» Problem to solve
Identify the lines that contain the word "Population", then copy them.

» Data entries
* * * *

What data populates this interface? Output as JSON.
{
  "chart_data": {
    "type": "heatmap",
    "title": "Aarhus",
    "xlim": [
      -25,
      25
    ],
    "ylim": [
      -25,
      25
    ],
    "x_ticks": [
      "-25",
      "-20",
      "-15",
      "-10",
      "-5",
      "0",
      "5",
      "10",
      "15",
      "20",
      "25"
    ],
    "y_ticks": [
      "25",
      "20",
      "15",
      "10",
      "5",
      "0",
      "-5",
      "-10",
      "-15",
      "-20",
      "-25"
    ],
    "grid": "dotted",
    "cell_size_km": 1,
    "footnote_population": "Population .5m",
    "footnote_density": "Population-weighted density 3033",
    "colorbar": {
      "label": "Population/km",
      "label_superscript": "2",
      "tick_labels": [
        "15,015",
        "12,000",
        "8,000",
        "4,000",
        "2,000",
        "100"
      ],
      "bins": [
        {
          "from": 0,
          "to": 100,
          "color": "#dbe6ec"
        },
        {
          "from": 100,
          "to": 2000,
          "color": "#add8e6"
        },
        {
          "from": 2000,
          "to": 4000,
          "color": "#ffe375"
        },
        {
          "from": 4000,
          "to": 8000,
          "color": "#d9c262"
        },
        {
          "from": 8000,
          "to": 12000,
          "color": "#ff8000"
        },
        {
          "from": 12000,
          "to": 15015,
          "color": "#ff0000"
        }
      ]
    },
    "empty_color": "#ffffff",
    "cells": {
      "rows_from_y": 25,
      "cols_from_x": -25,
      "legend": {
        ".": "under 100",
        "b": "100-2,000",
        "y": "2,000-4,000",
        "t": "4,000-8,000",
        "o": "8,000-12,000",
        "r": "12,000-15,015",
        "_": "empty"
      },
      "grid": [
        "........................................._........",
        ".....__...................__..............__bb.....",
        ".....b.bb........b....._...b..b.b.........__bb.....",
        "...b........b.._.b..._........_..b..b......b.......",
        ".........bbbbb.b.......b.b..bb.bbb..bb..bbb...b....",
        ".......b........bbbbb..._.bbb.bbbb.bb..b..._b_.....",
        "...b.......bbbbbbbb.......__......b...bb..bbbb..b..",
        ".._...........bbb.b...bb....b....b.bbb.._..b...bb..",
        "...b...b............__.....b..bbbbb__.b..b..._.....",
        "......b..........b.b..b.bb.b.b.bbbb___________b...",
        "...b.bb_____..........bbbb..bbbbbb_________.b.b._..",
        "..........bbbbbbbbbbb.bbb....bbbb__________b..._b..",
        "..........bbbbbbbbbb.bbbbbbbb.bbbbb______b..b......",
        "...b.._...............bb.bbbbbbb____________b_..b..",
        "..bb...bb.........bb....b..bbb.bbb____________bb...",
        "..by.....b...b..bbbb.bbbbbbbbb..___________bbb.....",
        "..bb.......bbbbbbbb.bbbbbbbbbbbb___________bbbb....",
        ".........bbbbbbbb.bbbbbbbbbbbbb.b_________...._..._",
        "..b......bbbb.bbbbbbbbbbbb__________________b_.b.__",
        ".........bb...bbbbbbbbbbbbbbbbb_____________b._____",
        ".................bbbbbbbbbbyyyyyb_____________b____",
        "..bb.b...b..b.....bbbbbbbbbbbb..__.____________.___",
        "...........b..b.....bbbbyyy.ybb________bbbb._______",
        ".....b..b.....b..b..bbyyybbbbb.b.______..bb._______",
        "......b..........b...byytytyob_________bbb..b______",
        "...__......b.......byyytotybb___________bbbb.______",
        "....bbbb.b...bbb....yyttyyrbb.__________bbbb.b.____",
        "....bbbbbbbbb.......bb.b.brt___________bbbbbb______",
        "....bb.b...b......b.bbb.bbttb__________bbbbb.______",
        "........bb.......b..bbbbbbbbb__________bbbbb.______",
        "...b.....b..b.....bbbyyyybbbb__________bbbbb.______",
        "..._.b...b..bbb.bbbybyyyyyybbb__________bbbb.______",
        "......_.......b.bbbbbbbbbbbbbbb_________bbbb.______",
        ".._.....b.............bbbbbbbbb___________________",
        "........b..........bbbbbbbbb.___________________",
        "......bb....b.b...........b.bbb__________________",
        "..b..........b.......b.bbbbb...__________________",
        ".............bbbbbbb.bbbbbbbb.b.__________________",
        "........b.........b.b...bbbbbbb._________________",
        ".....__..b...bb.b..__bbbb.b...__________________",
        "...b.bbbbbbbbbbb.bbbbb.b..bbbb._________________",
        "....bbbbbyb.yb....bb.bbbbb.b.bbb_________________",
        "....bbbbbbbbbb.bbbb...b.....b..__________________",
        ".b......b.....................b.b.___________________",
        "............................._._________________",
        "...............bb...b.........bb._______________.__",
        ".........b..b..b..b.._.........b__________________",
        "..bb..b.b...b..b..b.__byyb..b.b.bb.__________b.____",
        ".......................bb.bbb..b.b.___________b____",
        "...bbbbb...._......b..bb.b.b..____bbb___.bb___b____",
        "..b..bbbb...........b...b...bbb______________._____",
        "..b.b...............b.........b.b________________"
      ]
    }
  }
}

* * * *

» Full output
    "footnote_population": "Population .5m",
    "footnote_density": "Population-weighted density 3033",
      "label": "Population/km",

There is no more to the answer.